▸ **Stored data**
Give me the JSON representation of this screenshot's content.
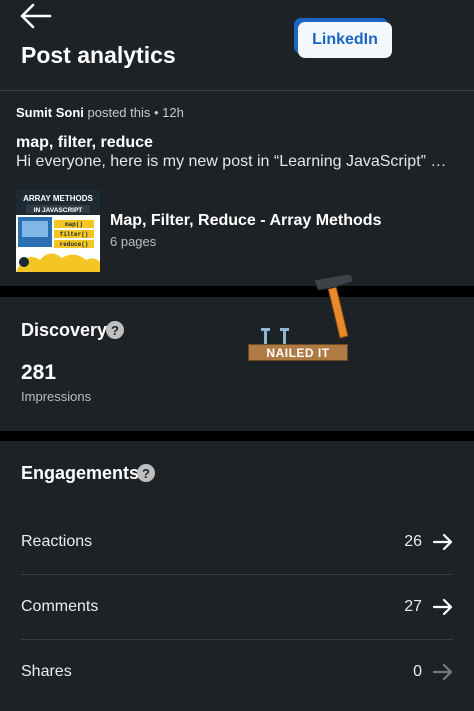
{
  "header": {
    "title": "Post analytics",
    "badge": "LinkedIn"
  },
  "post": {
    "author": "Sumit Soni",
    "meta_suffix": " posted this • 12h",
    "title": "map, filter, reduce",
    "text": "Hi everyone, here is my new post in “Learning JavaScript” …",
    "document": {
      "title": "Map, Filter, Reduce - Array Methods",
      "pages": "6 pages",
      "thumb_title_line1": "ARRAY METHODS",
      "thumb_title_line2": "IN JAVASCRIPT",
      "thumb_tags": [
        "map()",
        "filter()",
        "reduce()"
      ]
    }
  },
  "discovery": {
    "title": "Discovery",
    "impressions_value": "281",
    "impressions_label": "Impressions"
  },
  "sticker": {
    "text": "NAILED IT"
  },
  "engagements": {
    "title": "Engagements",
    "rows": [
      {
        "label": "Reactions",
        "count": "26"
      },
      {
        "label": "Comments",
        "count": "27"
      },
      {
        "label": "Shares",
        "count": "0"
      }
    ]
  },
  "colors": {
    "panel": "#1d2226",
    "gap": "#000000",
    "linkedin_blue": "#1967c2",
    "arrow_active": "#ffffff",
    "arrow_disabled": "#7a7a7a"
  }
}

▸ **Given task**
Pictures excluded, quote all the data above exactly.

▸ **Exercise solution**
Give me the JSON representation of this screenshot's content.
{
  "header": {
    "title": "Post analytics",
    "badge": "LinkedIn"
  },
  "post": {
    "author": "Sumit Soni",
    "meta_suffix": " posted this • 12h",
    "title": "map, filter, reduce",
    "text": "Hi everyone, here is my new post in “Learning JavaScript” …",
    "document": {
      "title": "Map, Filter, Reduce - Array Methods",
      "pages": "6 pages",
      "thumb_title_line1": "ARRAY METHODS",
      "thumb_title_line2": "IN JAVASCRIPT",
      "thumb_tags": [
        "map()",
        "filter()",
        "reduce()"
      ]
    }
  },
  "discovery": {
    "title": "Discovery",
    "impressions_value": "281",
    "impressions_label": "Impressions"
  },
  "sticker": {
    "text": "NAILED IT"
  },
  "engagements": {
    "title": "Engagements",
    "rows": [
      {
        "label": "Reactions",
        "count": "26"
      },
      {
        "label": "Comments",
        "count": "27"
      },
      {
        "label": "Shares",
        "count": "0"
      }
    ]
  },
  "colors": {
    "panel": "#1d2226",
    "gap": "#000000",
    "linkedin_blue": "#1967c2",
    "arrow_active": "#ffffff",
    "arrow_disabled": "#7a7a7a"
  }
}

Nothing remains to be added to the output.